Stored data
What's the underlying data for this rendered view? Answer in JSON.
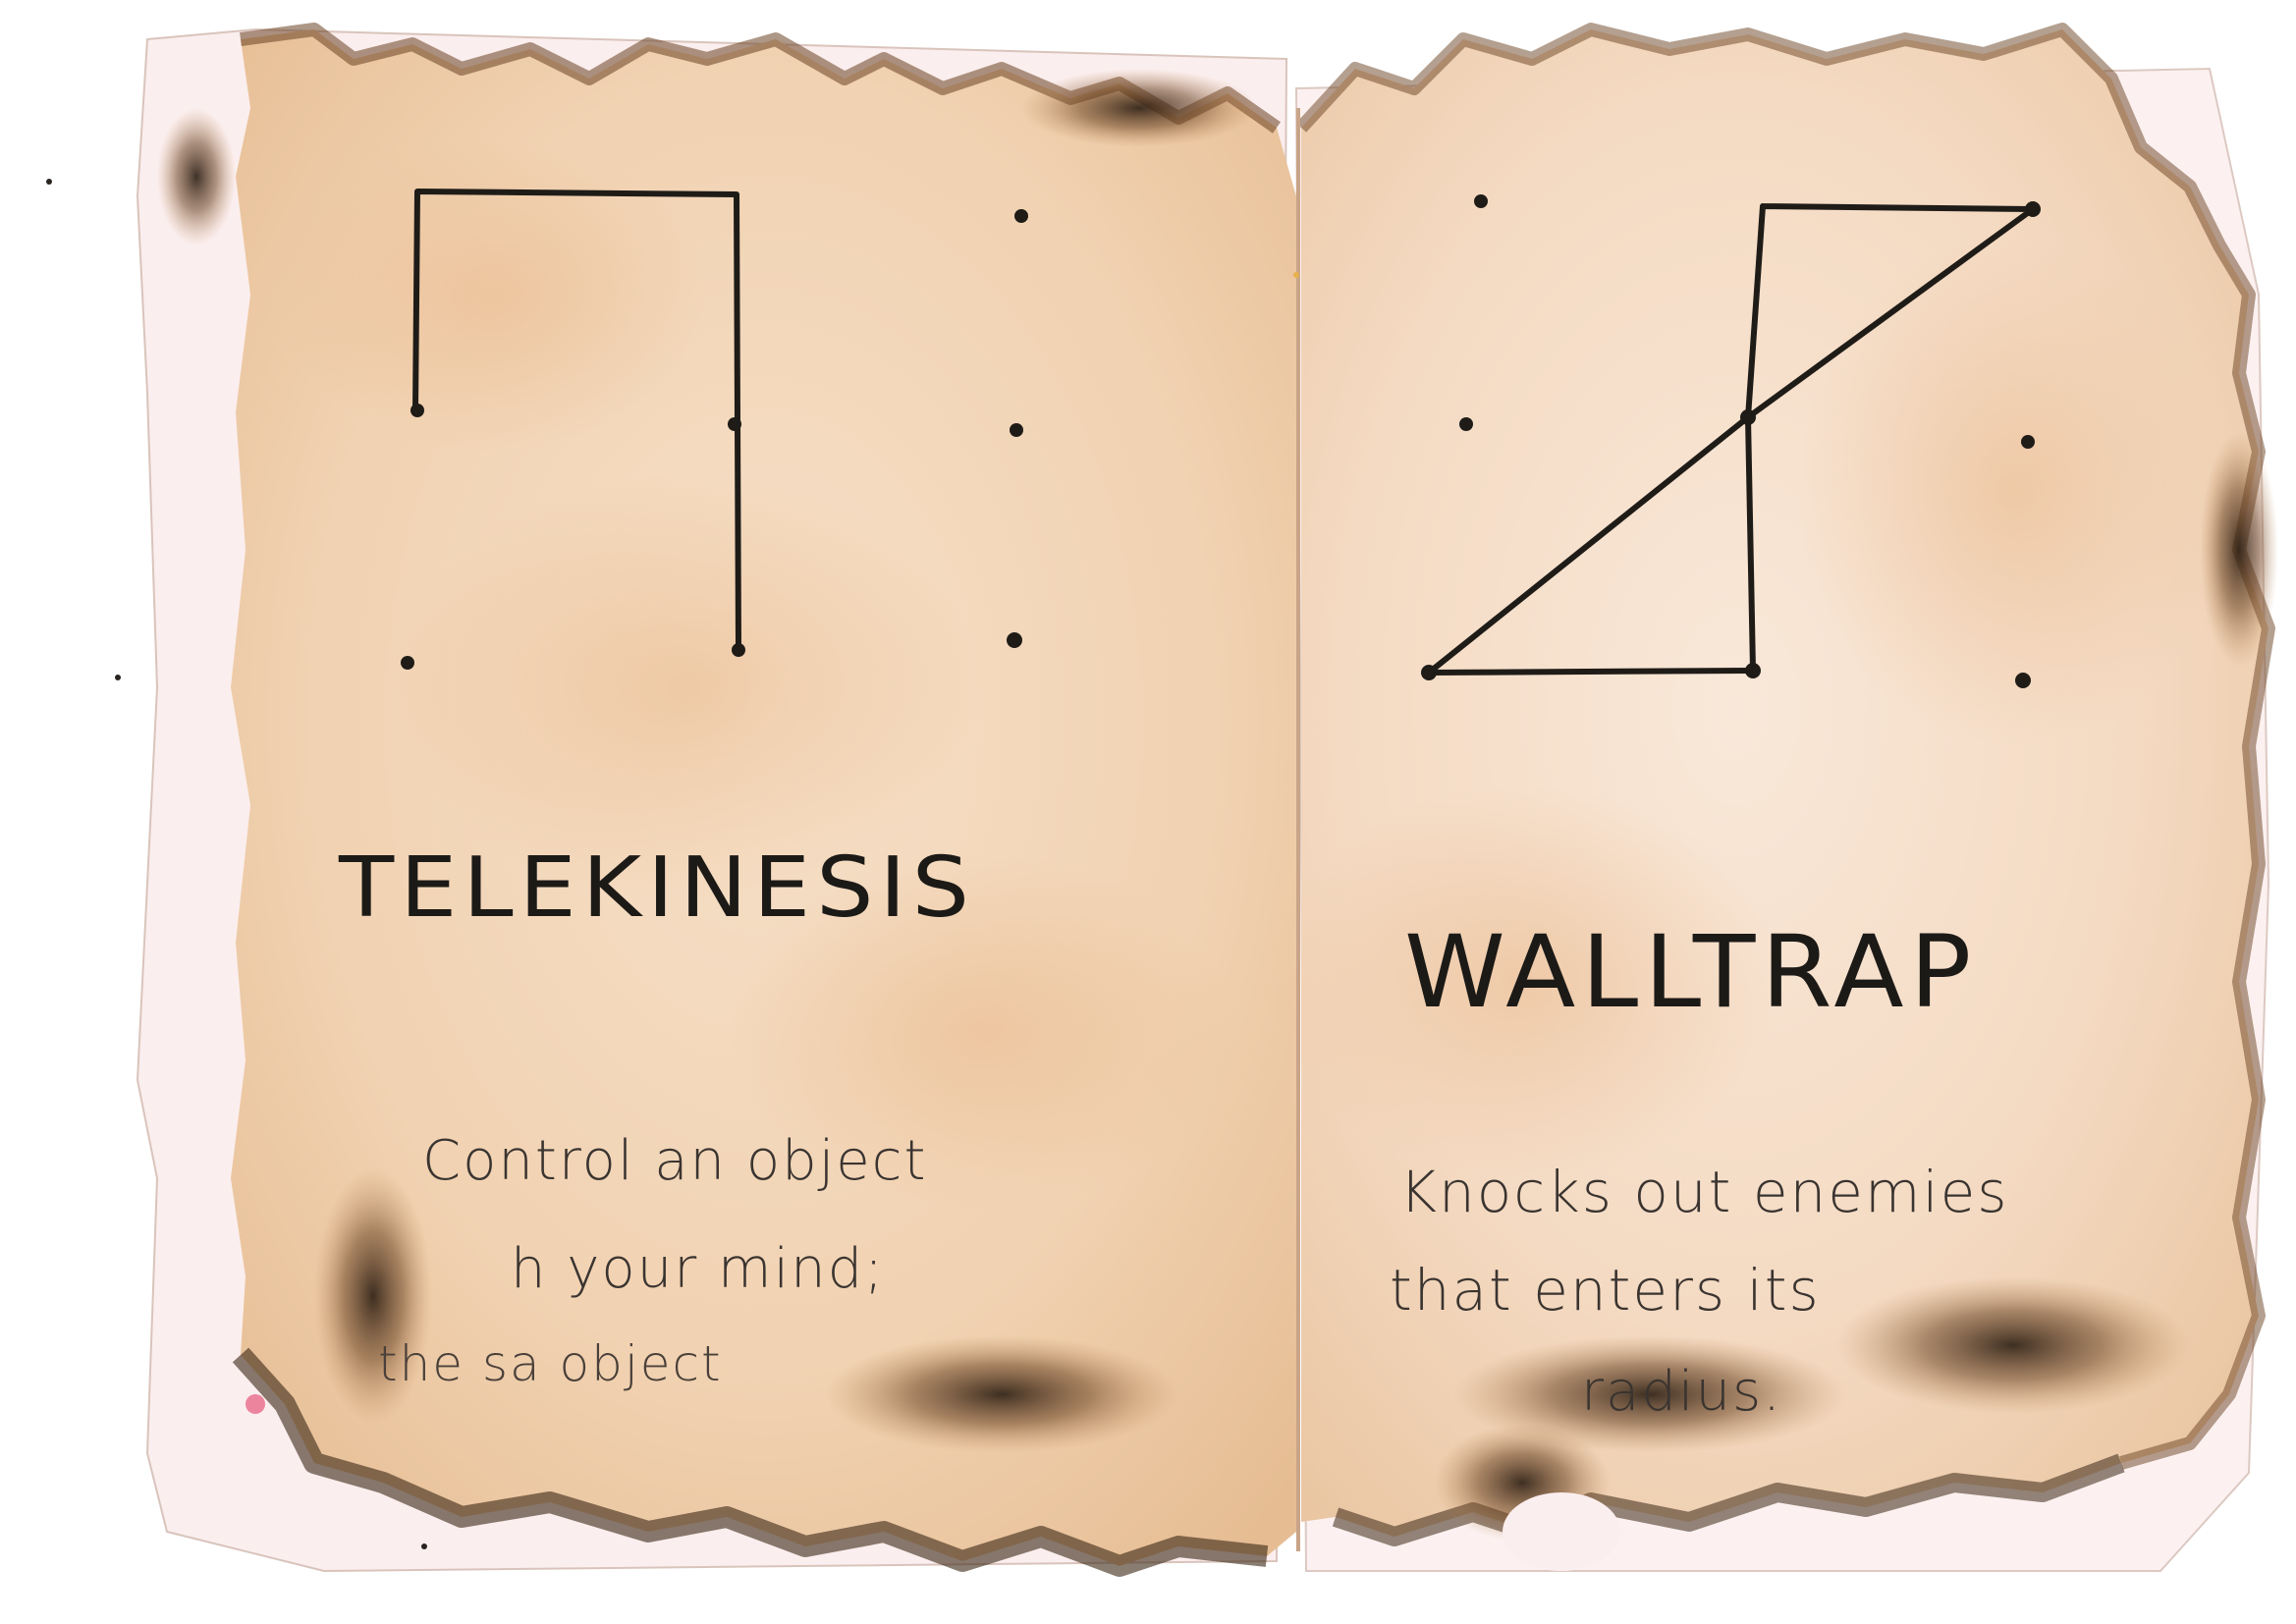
{
  "left_page": {
    "title": "TELEKINESIS",
    "description": [
      "Control  an  object",
      "h  your  mind;",
      "the  sa          object"
    ]
  },
  "right_page": {
    "title": "WALLTRAP",
    "description": [
      "Knocks  out  enemies",
      "that  enters    its",
      "radius."
    ]
  },
  "colors": {
    "paper": "#f4d9bf",
    "paper_light": "#f8e6d4",
    "burn": "#3a2a1c",
    "ink": "#1c1a17",
    "background": "#ffffff"
  }
}
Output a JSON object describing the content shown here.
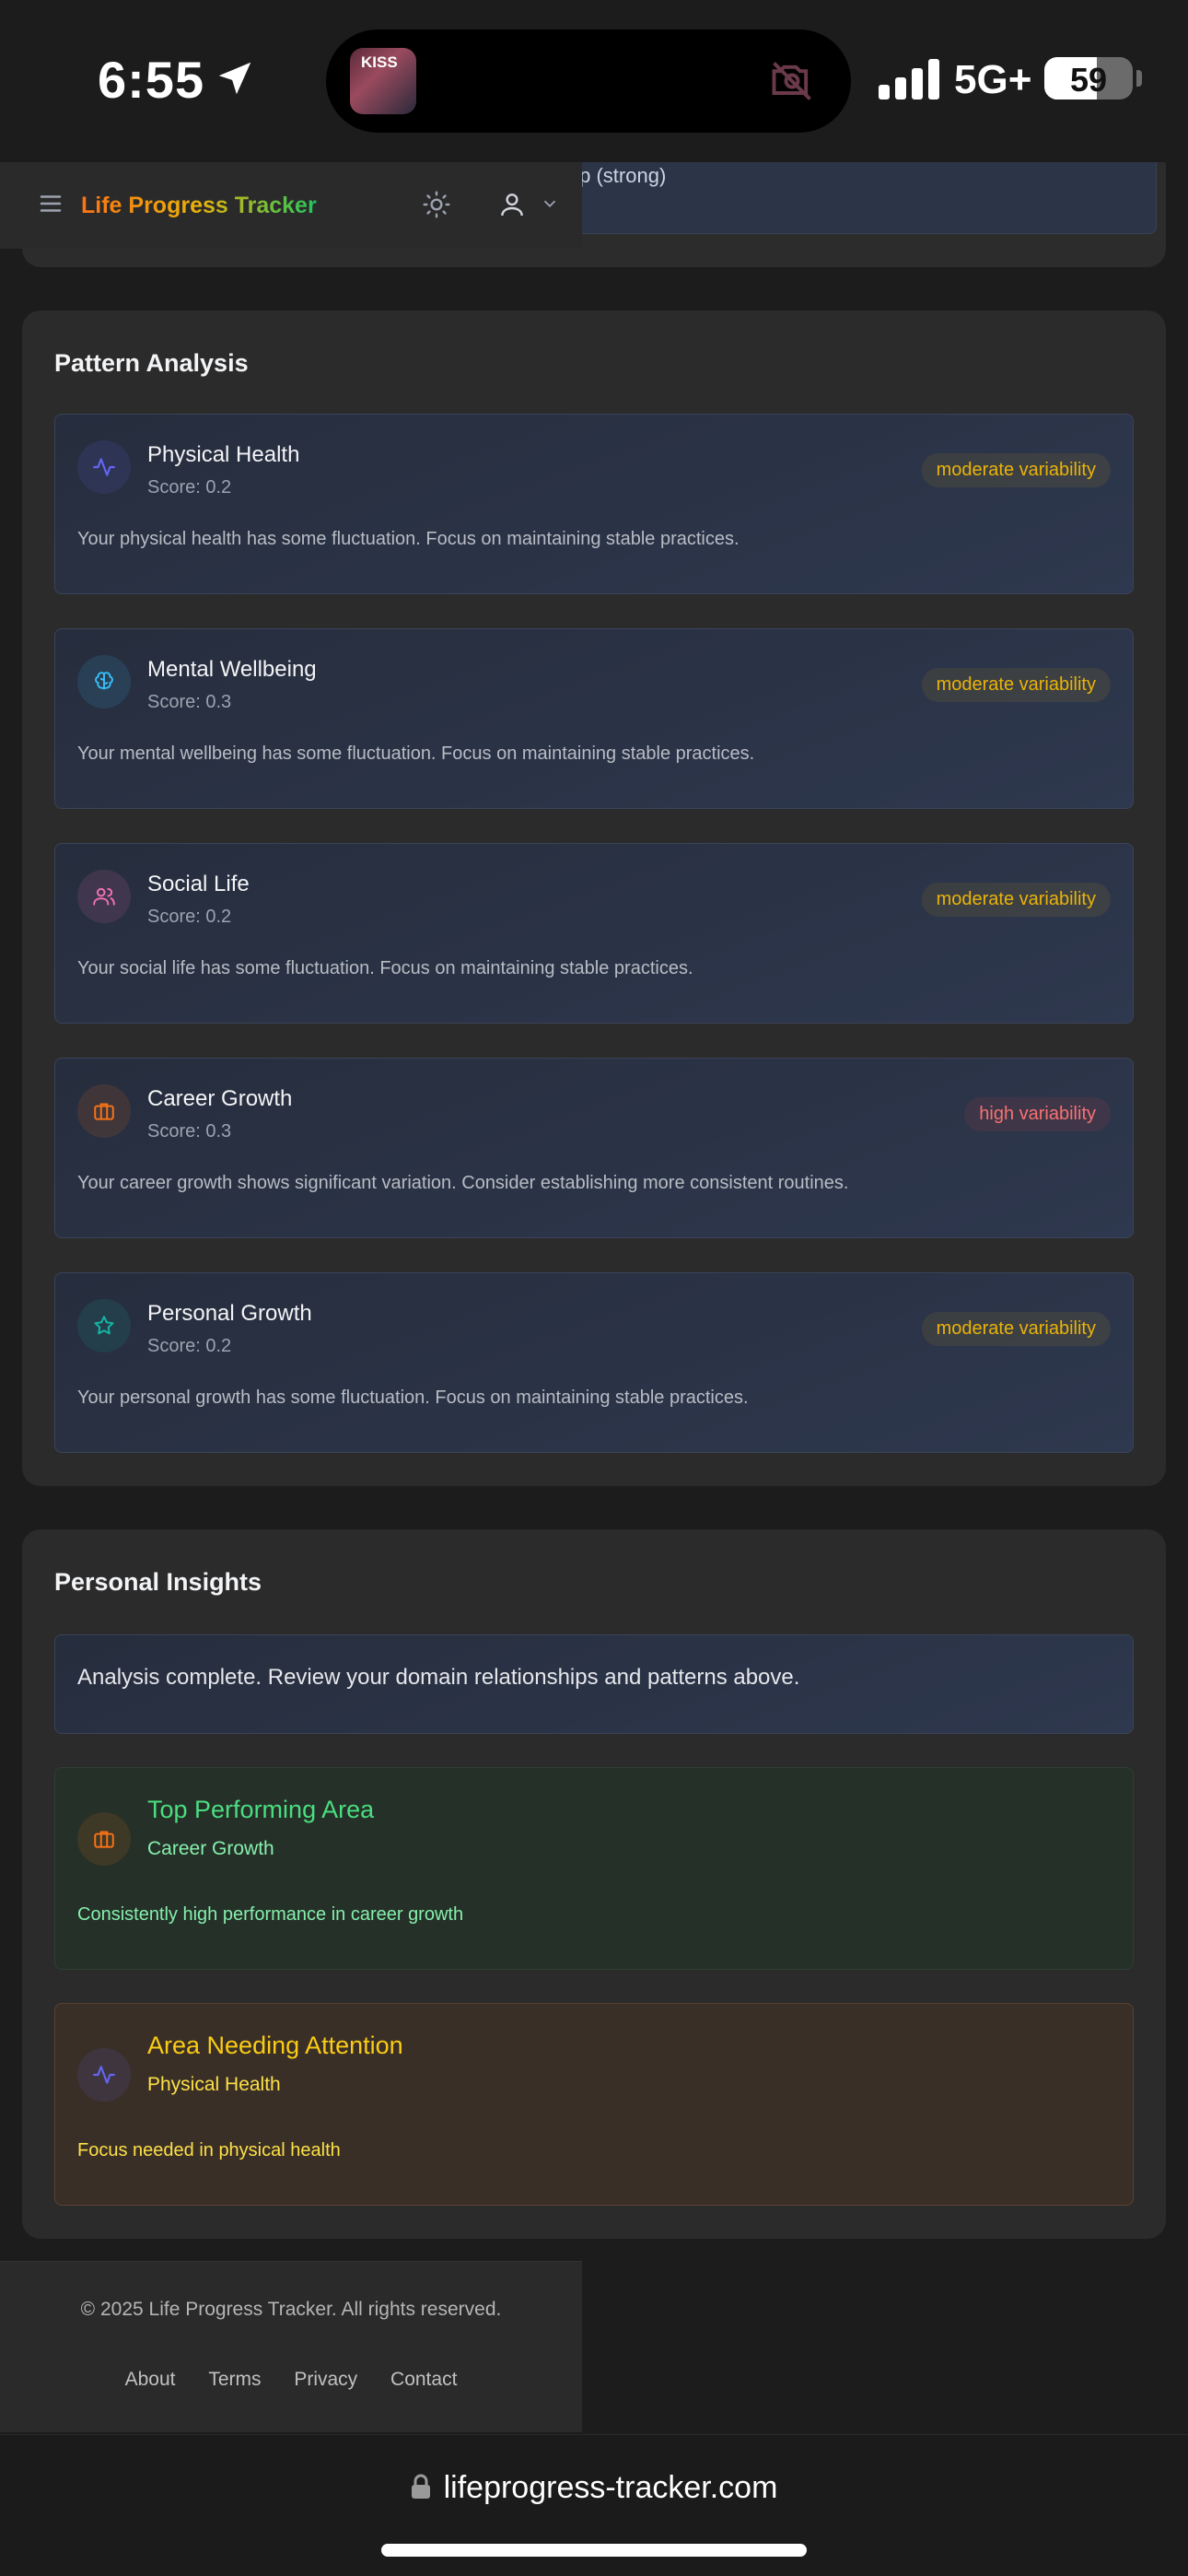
{
  "status_bar": {
    "time": "6:55",
    "network": "5G+",
    "battery": "59",
    "battery_level": 0.59,
    "island_art_text": "KISS"
  },
  "app": {
    "title": "Life Progress Tracker",
    "previous_card_text": "nip (strong)"
  },
  "pattern_analysis": {
    "title": "Pattern Analysis",
    "items": [
      {
        "icon": "activity-icon",
        "name": "Physical Health",
        "score": "Score: 0.2",
        "badge": "moderate variability",
        "level": "moderate",
        "desc": "Your physical health has some fluctuation. Focus on maintaining stable practices.",
        "color": "#6366f1"
      },
      {
        "icon": "brain-icon",
        "name": "Mental Wellbeing",
        "score": "Score: 0.3",
        "badge": "moderate variability",
        "level": "moderate",
        "desc": "Your mental wellbeing has some fluctuation. Focus on maintaining stable practices.",
        "color": "#38bdf8"
      },
      {
        "icon": "users-icon",
        "name": "Social Life",
        "score": "Score: 0.2",
        "badge": "moderate variability",
        "level": "moderate",
        "desc": "Your social life has some fluctuation. Focus on maintaining stable practices.",
        "color": "#f472b6"
      },
      {
        "icon": "briefcase-icon",
        "name": "Career Growth",
        "score": "Score: 0.3",
        "badge": "high variability",
        "level": "high",
        "desc": "Your career growth shows significant variation. Consider establishing more consistent routines.",
        "color": "#f97316"
      },
      {
        "icon": "star-icon",
        "name": "Personal Growth",
        "score": "Score: 0.2",
        "badge": "moderate variability",
        "level": "moderate",
        "desc": "Your personal growth has some fluctuation. Focus on maintaining stable practices.",
        "color": "#14b8a6"
      }
    ]
  },
  "personal_insights": {
    "title": "Personal Insights",
    "summary": "Analysis complete. Review your domain relationships and patterns above.",
    "top": {
      "title": "Top Performing Area",
      "area": "Career Growth",
      "desc": "Consistently high performance in career growth",
      "icon": "briefcase-icon"
    },
    "attention": {
      "title": "Area Needing Attention",
      "area": "Physical Health",
      "desc": "Focus needed in physical health",
      "icon": "activity-icon"
    }
  },
  "footer": {
    "copyright": "© 2025 Life Progress Tracker. All rights reserved.",
    "links": [
      "About",
      "Terms",
      "Privacy",
      "Contact"
    ]
  },
  "browser": {
    "url": "lifeprogress-tracker.com"
  }
}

Given instruction: Above are records to transcribe exactly; leave their pictures out.

Full output:
What's the underlying data for this rendered view? Answer in JSON.
{
  "left_page": {
    "title": "TELEKINESIS",
    "description": [
      "Control  an  object",
      "h  your  mind;",
      "the  sa          object"
    ]
  },
  "right_page": {
    "title": "WALLTRAP",
    "description": [
      "Knocks  out  enemies",
      "that  enters    its",
      "radius."
    ]
  },
  "colors": {
    "paper": "#f4d9bf",
    "paper_light": "#f8e6d4",
    "burn": "#3a2a1c",
    "ink": "#1c1a17",
    "background": "#ffffff"
  }
}
Output a JSON object describing the content shown here.
{
  "status_bar": {
    "time": "6:55",
    "network": "5G+",
    "battery": "59",
    "battery_level": 0.59,
    "island_art_text": "KISS"
  },
  "app": {
    "title": "Life Progress Tracker",
    "previous_card_text": "nip (strong)"
  },
  "pattern_analysis": {
    "title": "Pattern Analysis",
    "items": [
      {
        "icon": "activity-icon",
        "name": "Physical Health",
        "score": "Score: 0.2",
        "badge": "moderate variability",
        "level": "moderate",
        "desc": "Your physical health has some fluctuation. Focus on maintaining stable practices.",
        "color": "#6366f1"
      },
      {
        "icon": "brain-icon",
        "name": "Mental Wellbeing",
        "score": "Score: 0.3",
        "badge": "moderate variability",
        "level": "moderate",
        "desc": "Your mental wellbeing has some fluctuation. Focus on maintaining stable practices.",
        "color": "#38bdf8"
      },
      {
        "icon": "users-icon",
        "name": "Social Life",
        "score": "Score: 0.2",
        "badge": "moderate variability",
        "level": "moderate",
        "desc": "Your social life has some fluctuation. Focus on maintaining stable practices.",
        "color": "#f472b6"
      },
      {
        "icon": "briefcase-icon",
        "name": "Career Growth",
        "score": "Score: 0.3",
        "badge": "high variability",
        "level": "high",
        "desc": "Your career growth shows significant variation. Consider establishing more consistent routines.",
        "color": "#f97316"
      },
      {
        "icon": "star-icon",
        "name": "Personal Growth",
        "score": "Score: 0.2",
        "badge": "moderate variability",
        "level": "moderate",
        "desc": "Your personal growth has some fluctuation. Focus on maintaining stable practices.",
        "color": "#14b8a6"
      }
    ]
  },
  "personal_insights": {
    "title": "Personal Insights",
    "summary": "Analysis complete. Review your domain relationships and patterns above.",
    "top": {
      "title": "Top Performing Area",
      "area": "Career Growth",
      "desc": "Consistently high performance in career growth",
      "icon": "briefcase-icon"
    },
    "attention": {
      "title": "Area Needing Attention",
      "area": "Physical Health",
      "desc": "Focus needed in physical health",
      "icon": "activity-icon"
    }
  },
  "footer": {
    "copyright": "© 2025 Life Progress Tracker. All rights reserved.",
    "links": [
      "About",
      "Terms",
      "Privacy",
      "Contact"
    ]
  },
  "browser": {
    "url": "lifeprogress-tracker.com"
  }
}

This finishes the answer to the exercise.